● **LAS TAREAS**
1) Responde, según el texto sobre el secreto de la investigación penal:
(a) ¿A qué piezas o partes debe acotarse el secreto del material?
(b) Además de interpretarse de la manera más restrictiva posible, ¿a qué debe estar sujeta la limitación que implica el secreto de las actuaciones?
(c) ¿Qué dos circunstancias del imputado elevan aún más las exigencias de acceso a la información?
2) Enumera las exigencias que, según el texto sobre el secreto de la investigación penal, podría cumplir la medida de secreto en atención a las circunstancias del caso concreto.
3) Redacta la continuación del texto sobre el secreto de la investigación penal a partir de su última oración.

● **TEXTO CITADO**
┌──

El cumplimiento de estas exigencias supone, entre otras cosas, que el secreto de dicho

material sea acotado a las piezas o partes estrictamente necesarias para conseguir el

objetivo de protección de los derechos o intereses legítimos invocados, así como también

que éste podrá extenderse sólo por el tiempo que resulte imprescindible para alcanzar tal

objetivo y siempre que no signifique, en la práctica, conculcar el derecho a defensa.

 

Dado que la complejidad y características de cada caso pueden ser muy variadas, resulta

difícil establecer un criterio temporal en abstracto respecto de la duración del secreto de las actuaciones de la investigación penal que resulta tolerable. Sin embargo, varios elementos deben ser analizados para evaluar la compatibilidad de esta medida con las normas de derecho internacional. Entre ellos, se encuentra el carácter absolutamente excepcional del secreto de las actuaciones y diligencias de investigación respecto del imputado y demás intervinientes del procedimiento. Esto constituye una importante limitación a los derechos de estas personas que, como tal, debe ser siempre interpretada de la manera más restrictiva posible y debe estar sujeta a control judicial. Asimismo, si en atención a las circunstancias del caso concreto, tal medida pudiera cumplir con las exigencias de legalidad, adecuación y estricta necesidad, deberán adoptarse los contrapesos necesarios para salvaguardar de todas

 


formas el derecho a defensa acorde al principio de igualdad de armas. Para efectuar dicha evaluación es relevante también considerar la duración total del procedimiento y los plazos legales máximos establecidos para la investigación preparatoria y para el secreto de alguna de sus actuaciones. Adicionalmente, la detención y posterior prisión preventiva del imputado elevan aún más las exigencias de acceso a esa información, ya que su denegación obstaculiza el control de la legalidad de la detención e impiden cuestionar los fundamentos en base a lo cuales se decreta la prisión preventiva del imputado89.

└──

● **MATERIAL PROPORCIONADO**
┌──

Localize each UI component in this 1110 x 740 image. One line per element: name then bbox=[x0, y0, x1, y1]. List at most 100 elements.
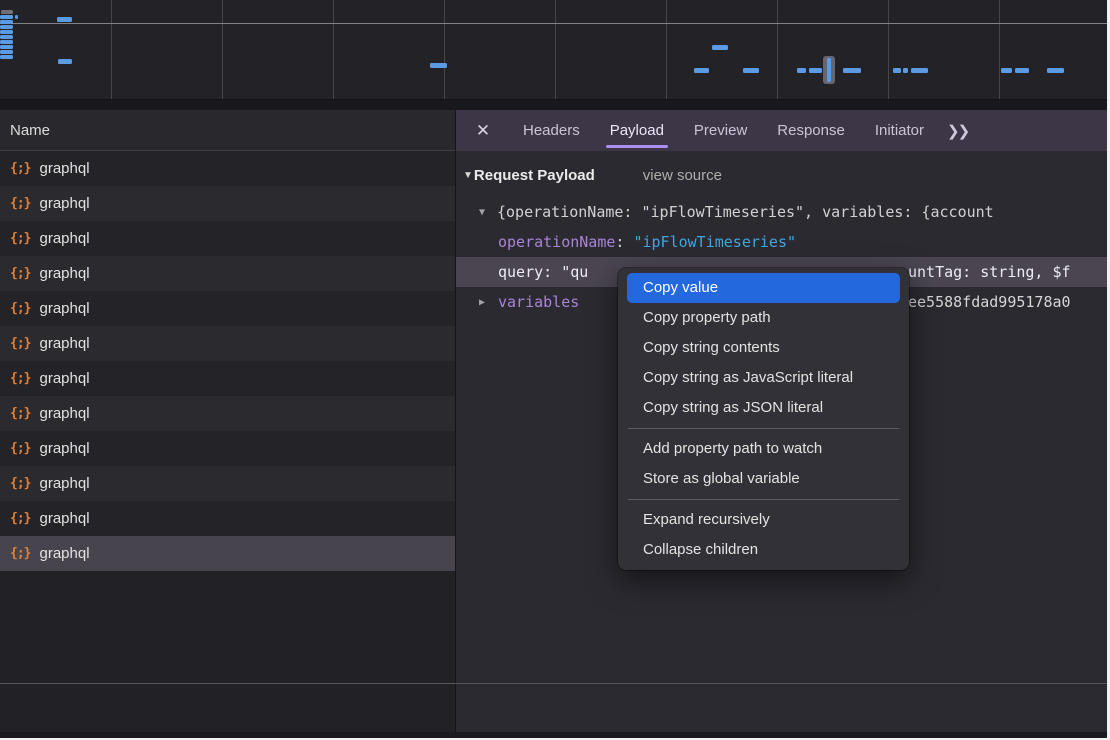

└──

● **RESPUESTAS**
1)
(a) A las estrictamente necesarias para conseguir el objetivo de protección de los derechos o intereses legítimos invocados.
(b) A control judicial.
(c) La detención y la posterior prisión preventiva del imputado.

2) Legalidad, adecuación y estricta necesidad.

3)
Teniendo lo anterior en consideración, la exorbitante ampliación del plazo para mantener

en secreto las diligencias de investigación -de cuarenta días a seis meses- que contempla la Ley 18.314, es realmente preocupante. Las señales de alerta en torno a esta regulación

derivan no sólo de lo extremadamente prolongada que se torna esta situación excepcional, sino además, del hecho que ella se inserta en procedimientos penales diseñados para ser expeditos, contradictorios, orales y públicos, cuya investigación (formalizada) no debiera extenderse por más de dos años90. Asimismo, no puede perderse de vista que los procedimientos por conductas terroristas tienden a mantener a los imputados en prisión preventiva (por la seriedad del ilícito), lo que hace aún más objetable que, teniendo a imputado bajo esas circunstancias, se permita extender por seis meses el secreto de algunas piezas de la investigación.

 

El segundo punto a comentar respecto del artículo 21 dice relación con el agente estatal  que dicta la orden de reserva. La procedencia de la reserva de diligencias, registros u otros documentos de la investigación debe ser determinada por una autoridad judicial, que evalúe el peligro aducido por el Ministerio Público, pondere los derechos e intereses en conflicto y monitoree la relevancia que tiene dicha información retenida para la defensa a lo largo del procedimiento. La Corte Europea de Derechos Humanos ha sostenido que si tal decisión es adoptada por el propio Ministerio Público y no por el juez, se contravienen las garantías del Debido Proceso91. El escrutinio judicial resulta esencial.

 

Asimismo, es preciso tener en cuenta que el secreto de determinadas partes de la investigación es de particular relevancia cuando el imputado en cuestión es privado de

libertad. Ello se explica en razón de que el conocimiento de las actuaciones, antecedentes, registros u otras diligencias de investigación, es determinante para analizar si se verifican las condiciones de legalidad de su detención92. La revisión de tales elementos permite controlar si en ellos concurren o no los presupuestos que autorizan la detención. Sólo en la

 

 


medida que el abogado del imputado detenido tenga acceso a esa información, podrá

impugnar la legalidad de su detención93.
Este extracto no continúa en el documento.